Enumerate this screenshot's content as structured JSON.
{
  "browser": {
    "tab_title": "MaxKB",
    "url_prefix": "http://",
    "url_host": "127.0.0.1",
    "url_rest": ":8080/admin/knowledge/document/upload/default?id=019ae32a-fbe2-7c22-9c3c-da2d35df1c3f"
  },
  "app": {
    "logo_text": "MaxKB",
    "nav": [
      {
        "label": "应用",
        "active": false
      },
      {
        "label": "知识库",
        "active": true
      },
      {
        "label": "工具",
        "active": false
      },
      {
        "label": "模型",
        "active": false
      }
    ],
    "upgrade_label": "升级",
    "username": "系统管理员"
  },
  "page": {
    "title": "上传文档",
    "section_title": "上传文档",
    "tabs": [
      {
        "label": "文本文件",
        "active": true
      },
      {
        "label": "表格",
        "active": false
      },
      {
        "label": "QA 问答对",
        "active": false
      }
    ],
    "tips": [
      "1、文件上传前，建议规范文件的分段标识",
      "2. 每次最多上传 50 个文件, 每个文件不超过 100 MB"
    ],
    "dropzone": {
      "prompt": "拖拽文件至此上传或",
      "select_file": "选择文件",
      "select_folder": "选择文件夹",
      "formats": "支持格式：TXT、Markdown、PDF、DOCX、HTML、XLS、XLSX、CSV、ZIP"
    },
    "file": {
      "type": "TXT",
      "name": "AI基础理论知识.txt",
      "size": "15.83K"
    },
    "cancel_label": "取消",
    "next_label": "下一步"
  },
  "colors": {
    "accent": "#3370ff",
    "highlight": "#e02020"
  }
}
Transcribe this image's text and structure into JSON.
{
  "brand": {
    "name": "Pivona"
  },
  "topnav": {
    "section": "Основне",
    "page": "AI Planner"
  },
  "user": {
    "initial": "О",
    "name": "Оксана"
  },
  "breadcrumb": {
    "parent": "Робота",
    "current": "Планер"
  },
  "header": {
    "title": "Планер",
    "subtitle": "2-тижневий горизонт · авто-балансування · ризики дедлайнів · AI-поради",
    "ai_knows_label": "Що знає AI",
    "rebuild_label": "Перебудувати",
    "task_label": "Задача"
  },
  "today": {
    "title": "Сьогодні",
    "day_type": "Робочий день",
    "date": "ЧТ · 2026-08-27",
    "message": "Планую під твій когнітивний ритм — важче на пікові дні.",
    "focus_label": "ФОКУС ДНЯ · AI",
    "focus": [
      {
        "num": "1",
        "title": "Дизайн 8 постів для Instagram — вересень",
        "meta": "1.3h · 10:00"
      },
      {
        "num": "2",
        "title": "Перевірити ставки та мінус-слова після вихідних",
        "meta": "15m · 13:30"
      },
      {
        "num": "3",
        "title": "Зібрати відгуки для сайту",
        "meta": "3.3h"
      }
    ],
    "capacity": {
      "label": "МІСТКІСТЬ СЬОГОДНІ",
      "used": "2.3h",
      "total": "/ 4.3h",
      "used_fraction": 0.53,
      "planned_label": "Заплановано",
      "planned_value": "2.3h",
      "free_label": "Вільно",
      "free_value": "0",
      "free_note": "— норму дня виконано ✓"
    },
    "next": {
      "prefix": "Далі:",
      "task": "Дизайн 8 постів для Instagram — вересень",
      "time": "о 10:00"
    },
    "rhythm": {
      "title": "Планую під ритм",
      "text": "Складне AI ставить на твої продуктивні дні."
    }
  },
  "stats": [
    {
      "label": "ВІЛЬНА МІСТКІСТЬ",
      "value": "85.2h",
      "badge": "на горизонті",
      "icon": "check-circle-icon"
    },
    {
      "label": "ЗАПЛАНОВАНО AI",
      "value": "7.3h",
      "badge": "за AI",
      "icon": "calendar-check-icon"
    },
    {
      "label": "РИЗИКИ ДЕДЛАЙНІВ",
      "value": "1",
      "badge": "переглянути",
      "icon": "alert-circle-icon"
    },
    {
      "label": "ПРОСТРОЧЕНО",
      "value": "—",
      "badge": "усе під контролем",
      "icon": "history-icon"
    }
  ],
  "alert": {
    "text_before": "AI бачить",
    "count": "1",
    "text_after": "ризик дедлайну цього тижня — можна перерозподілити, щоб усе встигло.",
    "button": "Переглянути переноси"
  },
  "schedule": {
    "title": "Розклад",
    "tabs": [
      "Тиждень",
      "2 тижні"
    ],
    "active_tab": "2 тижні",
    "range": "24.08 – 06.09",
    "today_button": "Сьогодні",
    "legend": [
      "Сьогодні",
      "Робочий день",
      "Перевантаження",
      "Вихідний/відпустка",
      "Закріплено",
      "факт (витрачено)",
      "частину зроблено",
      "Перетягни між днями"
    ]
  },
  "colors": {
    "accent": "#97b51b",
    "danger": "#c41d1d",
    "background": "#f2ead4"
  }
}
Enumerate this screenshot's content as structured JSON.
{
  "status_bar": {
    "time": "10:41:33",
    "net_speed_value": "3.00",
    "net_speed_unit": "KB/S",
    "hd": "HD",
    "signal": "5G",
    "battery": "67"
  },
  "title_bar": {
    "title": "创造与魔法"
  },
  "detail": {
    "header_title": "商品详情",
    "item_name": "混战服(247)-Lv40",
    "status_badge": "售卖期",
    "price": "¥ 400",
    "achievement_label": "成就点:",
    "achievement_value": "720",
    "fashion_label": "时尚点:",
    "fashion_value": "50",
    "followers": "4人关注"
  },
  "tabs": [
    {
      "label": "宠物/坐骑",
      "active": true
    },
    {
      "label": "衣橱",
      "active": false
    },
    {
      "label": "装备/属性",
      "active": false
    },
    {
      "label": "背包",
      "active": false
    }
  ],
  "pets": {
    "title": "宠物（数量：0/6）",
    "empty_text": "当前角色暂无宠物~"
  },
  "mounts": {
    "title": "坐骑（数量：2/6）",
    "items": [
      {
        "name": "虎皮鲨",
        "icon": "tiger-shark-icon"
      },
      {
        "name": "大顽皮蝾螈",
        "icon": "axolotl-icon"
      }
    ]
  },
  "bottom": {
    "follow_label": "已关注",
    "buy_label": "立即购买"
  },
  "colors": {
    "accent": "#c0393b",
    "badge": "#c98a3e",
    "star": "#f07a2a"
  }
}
::::
◆ **Description of the task**: Reproduce the entire listing word for word.

◆ **Exercise answer**:
Enumerate this screenshot's content as structured JSON.
{
  "browser": {
    "tab_title": "MaxKB",
    "url_prefix": "http://",
    "url_host": "127.0.0.1",
    "url_rest": ":8080/admin/knowledge/document/upload/default?id=019ae32a-fbe2-7c22-9c3c-da2d35df1c3f"
  },
  "app": {
    "logo_text": "MaxKB",
    "nav": [
      {
        "label": "应用",
        "active": false
      },
      {
        "label": "知识库",
        "active": true
      },
      {
        "label": "工具",
        "active": false
      },
      {
        "label": "模型",
        "active": false
      }
    ],
    "upgrade_label": "升级",
    "username": "系统管理员"
  },
  "page": {
    "title": "上传文档",
    "section_title": "上传文档",
    "tabs": [
      {
        "label": "文本文件",
        "active": true
      },
      {
        "label": "表格",
        "active": false
      },
      {
        "label": "QA 问答对",
        "active": false
      }
    ],
    "tips": [
      "1、文件上传前，建议规范文件的分段标识",
      "2. 每次最多上传 50 个文件, 每个文件不超过 100 MB"
    ],
    "dropzone": {
      "prompt": "拖拽文件至此上传或",
      "select_file": "选择文件",
      "select_folder": "选择文件夹",
      "formats": "支持格式：TXT、Markdown、PDF、DOCX、HTML、XLS、XLSX、CSV、ZIP"
    },
    "file": {
      "type": "TXT",
      "name": "AI基础理论知识.txt",
      "size": "15.83K"
    },
    "cancel_label": "取消",
    "next_label": "下一步"
  },
  "colors": {
    "accent": "#3370ff",
    "highlight": "#e02020"
  }
}
Transcribe this image's text and structure into JSON.
{
  "brand": {
    "name": "Pivona"
  },
  "topnav": {
    "section": "Основне",
    "page": "AI Planner"
  },
  "user": {
    "initial": "О",
    "name": "Оксана"
  },
  "breadcrumb": {
    "parent": "Робота",
    "current": "Планер"
  },
  "header": {
    "title": "Планер",
    "subtitle": "2-тижневий горизонт · авто-балансування · ризики дедлайнів · AI-поради",
    "ai_knows_label": "Що знає AI",
    "rebuild_label": "Перебудувати",
    "task_label": "Задача"
  },
  "today": {
    "title": "Сьогодні",
    "day_type": "Робочий день",
    "date": "ЧТ · 2026-08-27",
    "message": "Планую під твій когнітивний ритм — важче на пікові дні.",
    "focus_label": "ФОКУС ДНЯ · AI",
    "focus": [
      {
        "num": "1",
        "title": "Дизайн 8 постів для Instagram — вересень",
        "meta": "1.3h · 10:00"
      },
      {
        "num": "2",
        "title": "Перевірити ставки та мінус-слова після вихідних",
        "meta": "15m · 13:30"
      },
      {
        "num": "3",
        "title": "Зібрати відгуки для сайту",
        "meta": "3.3h"
      }
    ],
    "capacity": {
      "label": "МІСТКІСТЬ СЬОГОДНІ",
      "used": "2.3h",
      "total": "/ 4.3h",
      "used_fraction": 0.53,
      "planned_label": "Заплановано",
      "planned_value": "2.3h",
      "free_label": "Вільно",
      "free_value": "0",
      "free_note": "— норму дня виконано ✓"
    },
    "next": {
      "prefix": "Далі:",
      "task": "Дизайн 8 постів для Instagram — вересень",
      "time": "о 10:00"
    },
    "rhythm": {
      "title": "Планую під ритм",
      "text": "Складне AI ставить на твої продуктивні дні."
    }
  },
  "stats": [
    {
      "label": "ВІЛЬНА МІСТКІСТЬ",
      "value": "85.2h",
      "badge": "на горизонті",
      "icon": "check-circle-icon"
    },
    {
      "label": "ЗАПЛАНОВАНО AI",
      "value": "7.3h",
      "badge": "за AI",
      "icon": "calendar-check-icon"
    },
    {
      "label": "РИЗИКИ ДЕДЛАЙНІВ",
      "value": "1",
      "badge": "переглянути",
      "icon": "alert-circle-icon"
    },
    {
      "label": "ПРОСТРОЧЕНО",
      "value": "—",
      "badge": "усе під контролем",
      "icon": "history-icon"
    }
  ],
  "alert": {
    "text_before": "AI бачить",
    "count": "1",
    "text_after": "ризик дедлайну цього тижня — можна перерозподілити, щоб усе встигло.",
    "button": "Переглянути переноси"
  },
  "schedule": {
    "title": "Розклад",
    "tabs": [
      "Тиждень",
      "2 тижні"
    ],
    "active_tab": "2 тижні",
    "range": "24.08 – 06.09",
    "today_button": "Сьогодні",
    "legend": [
      "Сьогодні",
      "Робочий день",
      "Перевантаження",
      "Вихідний/відпустка",
      "Закріплено",
      "факт (витрачено)",
      "частину зроблено",
      "Перетягни між днями"
    ]
  },
  "colors": {
    "accent": "#97b51b",
    "danger": "#c41d1d",
    "background": "#f2ead4"
  }
}
Enumerate this screenshot's content as structured JSON.
{
  "status_bar": {
    "time": "10:41:33",
    "net_speed_value": "3.00",
    "net_speed_unit": "KB/S",
    "hd": "HD",
    "signal": "5G",
    "battery": "67"
  },
  "title_bar": {
    "title": "创造与魔法"
  },
  "detail": {
    "header_title": "商品详情",
    "item_name": "混战服(247)-Lv40",
    "status_badge": "售卖期",
    "price": "¥ 400",
    "achievement_label": "成就点:",
    "achievement_value": "720",
    "fashion_label": "时尚点:",
    "fashion_value": "50",
    "followers": "4人关注"
  },
  "tabs": [
    {
      "label": "宠物/坐骑",
      "active": true
    },
    {
      "label": "衣橱",
      "active": false
    },
    {
      "label": "装备/属性",
      "active": false
    },
    {
      "label": "背包",
      "active": false
    }
  ],
  "pets": {
    "title": "宠物（数量：0/6）",
    "empty_text": "当前角色暂无宠物~"
  },
  "mounts": {
    "title": "坐骑（数量：2/6）",
    "items": [
      {
        "name": "虎皮鲨",
        "icon": "tiger-shark-icon"
      },
      {
        "name": "大顽皮蝾螈",
        "icon": "axolotl-icon"
      }
    ]
  },
  "bottom": {
    "follow_label": "已关注",
    "buy_label": "立即购买"
  },
  "colors": {
    "accent": "#c0393b",
    "badge": "#c98a3e",
    "star": "#f07a2a"
  }
}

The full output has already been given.